What is the number of lines containing "대통령령으로"? Give only that number.
— begin —
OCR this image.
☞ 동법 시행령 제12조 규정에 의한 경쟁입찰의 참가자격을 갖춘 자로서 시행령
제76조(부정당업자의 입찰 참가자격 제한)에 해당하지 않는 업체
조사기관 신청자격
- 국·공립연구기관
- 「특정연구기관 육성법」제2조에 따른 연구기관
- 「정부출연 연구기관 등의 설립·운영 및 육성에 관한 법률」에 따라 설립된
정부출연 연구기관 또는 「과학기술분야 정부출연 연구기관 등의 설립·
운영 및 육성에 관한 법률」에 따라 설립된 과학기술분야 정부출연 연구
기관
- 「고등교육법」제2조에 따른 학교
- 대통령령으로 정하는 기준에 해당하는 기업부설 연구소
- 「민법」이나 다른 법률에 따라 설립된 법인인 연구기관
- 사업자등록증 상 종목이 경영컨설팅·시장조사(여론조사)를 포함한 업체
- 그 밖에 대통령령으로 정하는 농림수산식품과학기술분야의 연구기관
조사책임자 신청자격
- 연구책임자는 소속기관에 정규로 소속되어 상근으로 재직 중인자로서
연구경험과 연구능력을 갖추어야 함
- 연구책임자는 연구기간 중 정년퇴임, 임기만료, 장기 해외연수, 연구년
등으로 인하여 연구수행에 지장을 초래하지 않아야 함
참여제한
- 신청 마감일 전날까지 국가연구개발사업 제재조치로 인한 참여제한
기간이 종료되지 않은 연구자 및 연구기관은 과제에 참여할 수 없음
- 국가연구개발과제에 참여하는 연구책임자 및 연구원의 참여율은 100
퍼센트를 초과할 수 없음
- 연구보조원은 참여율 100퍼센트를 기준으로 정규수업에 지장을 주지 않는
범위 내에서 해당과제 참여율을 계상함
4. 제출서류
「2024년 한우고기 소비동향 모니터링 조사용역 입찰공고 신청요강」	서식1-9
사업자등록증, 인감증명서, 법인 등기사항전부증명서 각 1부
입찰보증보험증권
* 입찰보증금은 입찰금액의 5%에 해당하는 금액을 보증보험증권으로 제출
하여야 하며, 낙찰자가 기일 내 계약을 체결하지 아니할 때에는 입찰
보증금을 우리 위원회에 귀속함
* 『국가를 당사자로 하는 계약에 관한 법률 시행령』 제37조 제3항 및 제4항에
— end —
— begin —
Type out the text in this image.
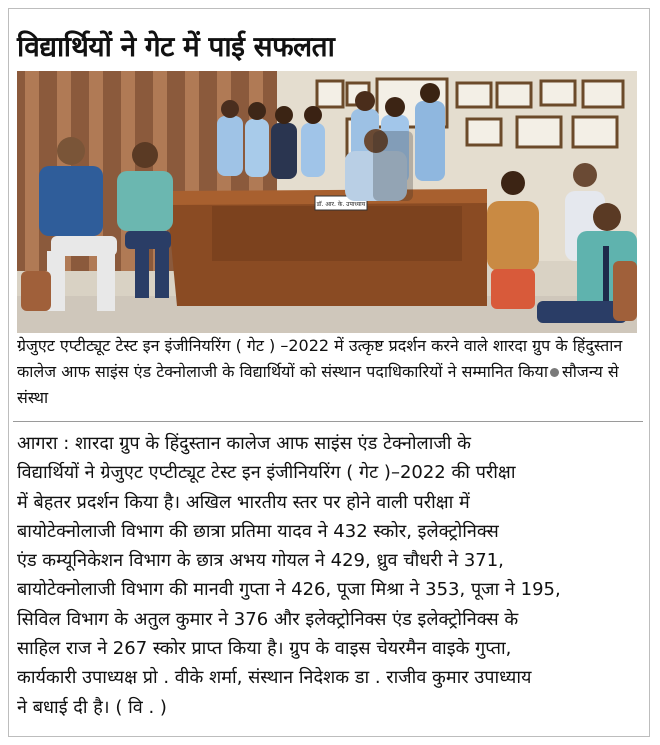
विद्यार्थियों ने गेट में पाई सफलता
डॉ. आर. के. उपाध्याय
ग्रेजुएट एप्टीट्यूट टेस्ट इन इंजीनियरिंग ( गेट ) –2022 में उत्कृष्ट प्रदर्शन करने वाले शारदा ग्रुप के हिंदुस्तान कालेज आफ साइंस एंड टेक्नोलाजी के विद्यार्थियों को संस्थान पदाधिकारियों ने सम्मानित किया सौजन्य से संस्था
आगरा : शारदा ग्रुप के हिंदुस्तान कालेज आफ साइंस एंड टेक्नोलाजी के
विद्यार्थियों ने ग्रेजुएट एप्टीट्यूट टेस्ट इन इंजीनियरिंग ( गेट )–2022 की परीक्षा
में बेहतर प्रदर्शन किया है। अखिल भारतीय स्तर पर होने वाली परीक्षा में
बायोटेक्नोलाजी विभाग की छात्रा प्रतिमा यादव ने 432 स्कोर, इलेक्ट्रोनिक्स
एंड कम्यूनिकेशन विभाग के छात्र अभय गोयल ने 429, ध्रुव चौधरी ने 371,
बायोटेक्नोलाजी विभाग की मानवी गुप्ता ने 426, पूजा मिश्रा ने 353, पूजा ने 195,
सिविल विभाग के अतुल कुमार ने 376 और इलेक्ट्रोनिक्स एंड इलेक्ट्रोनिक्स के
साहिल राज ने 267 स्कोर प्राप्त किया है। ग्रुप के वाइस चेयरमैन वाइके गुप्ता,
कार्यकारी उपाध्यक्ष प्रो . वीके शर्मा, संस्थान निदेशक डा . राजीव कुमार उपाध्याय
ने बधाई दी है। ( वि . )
— end —
— begin —
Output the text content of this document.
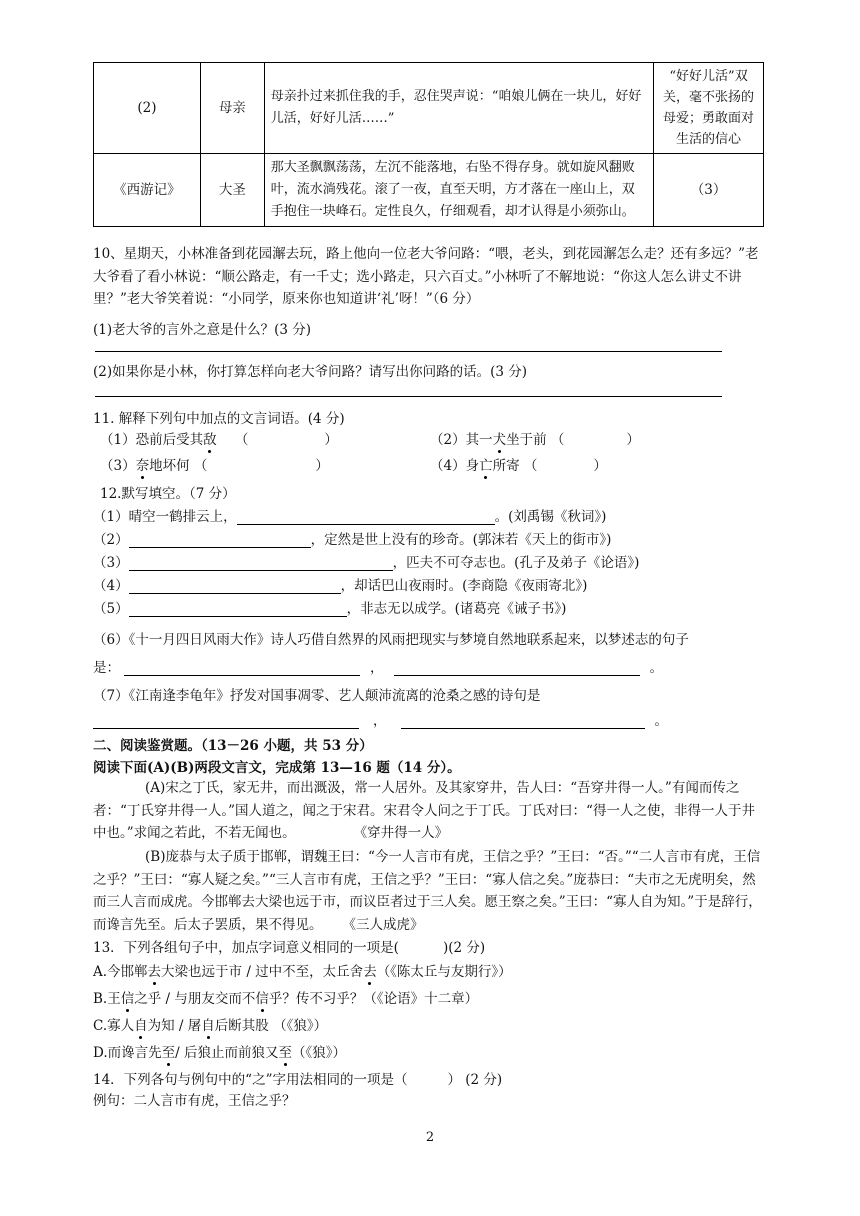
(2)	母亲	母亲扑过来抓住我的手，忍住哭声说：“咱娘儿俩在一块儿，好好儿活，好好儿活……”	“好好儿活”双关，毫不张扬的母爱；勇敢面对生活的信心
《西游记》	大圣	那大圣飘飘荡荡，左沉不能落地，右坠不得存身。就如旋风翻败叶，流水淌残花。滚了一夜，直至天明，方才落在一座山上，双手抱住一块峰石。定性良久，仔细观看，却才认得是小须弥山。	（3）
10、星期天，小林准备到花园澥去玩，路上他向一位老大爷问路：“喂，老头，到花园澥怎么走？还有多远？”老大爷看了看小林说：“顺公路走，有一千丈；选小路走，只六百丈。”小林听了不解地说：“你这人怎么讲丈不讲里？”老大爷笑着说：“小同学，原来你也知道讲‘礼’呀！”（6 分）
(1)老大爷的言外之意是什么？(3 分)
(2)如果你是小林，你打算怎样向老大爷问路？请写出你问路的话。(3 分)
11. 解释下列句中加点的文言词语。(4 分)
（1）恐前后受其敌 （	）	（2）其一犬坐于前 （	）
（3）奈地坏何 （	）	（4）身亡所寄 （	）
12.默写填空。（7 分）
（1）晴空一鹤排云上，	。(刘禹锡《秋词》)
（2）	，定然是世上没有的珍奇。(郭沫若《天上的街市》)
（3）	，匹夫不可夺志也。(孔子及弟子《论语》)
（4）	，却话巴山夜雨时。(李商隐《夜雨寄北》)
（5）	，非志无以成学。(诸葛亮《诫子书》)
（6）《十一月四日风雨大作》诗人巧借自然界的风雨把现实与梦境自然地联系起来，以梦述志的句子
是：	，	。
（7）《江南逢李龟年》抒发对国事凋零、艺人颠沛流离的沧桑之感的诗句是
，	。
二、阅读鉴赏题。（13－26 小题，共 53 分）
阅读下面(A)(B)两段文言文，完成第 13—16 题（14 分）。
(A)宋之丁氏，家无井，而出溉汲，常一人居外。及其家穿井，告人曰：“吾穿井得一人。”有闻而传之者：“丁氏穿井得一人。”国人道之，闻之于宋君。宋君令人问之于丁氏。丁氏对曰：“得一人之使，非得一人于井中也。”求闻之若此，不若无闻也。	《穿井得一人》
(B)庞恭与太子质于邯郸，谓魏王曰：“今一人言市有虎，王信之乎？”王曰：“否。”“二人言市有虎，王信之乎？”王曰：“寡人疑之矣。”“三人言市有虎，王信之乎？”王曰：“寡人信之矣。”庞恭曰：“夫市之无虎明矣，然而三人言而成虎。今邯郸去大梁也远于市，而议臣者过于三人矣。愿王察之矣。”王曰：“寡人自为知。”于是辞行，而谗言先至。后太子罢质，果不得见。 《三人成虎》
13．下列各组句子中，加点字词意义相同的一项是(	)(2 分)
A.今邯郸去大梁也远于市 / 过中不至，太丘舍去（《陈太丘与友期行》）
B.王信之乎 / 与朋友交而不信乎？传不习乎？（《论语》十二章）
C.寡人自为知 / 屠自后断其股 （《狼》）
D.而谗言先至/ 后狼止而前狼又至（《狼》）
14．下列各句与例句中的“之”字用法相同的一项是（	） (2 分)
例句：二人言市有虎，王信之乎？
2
— end —
▶ Worked solution:
2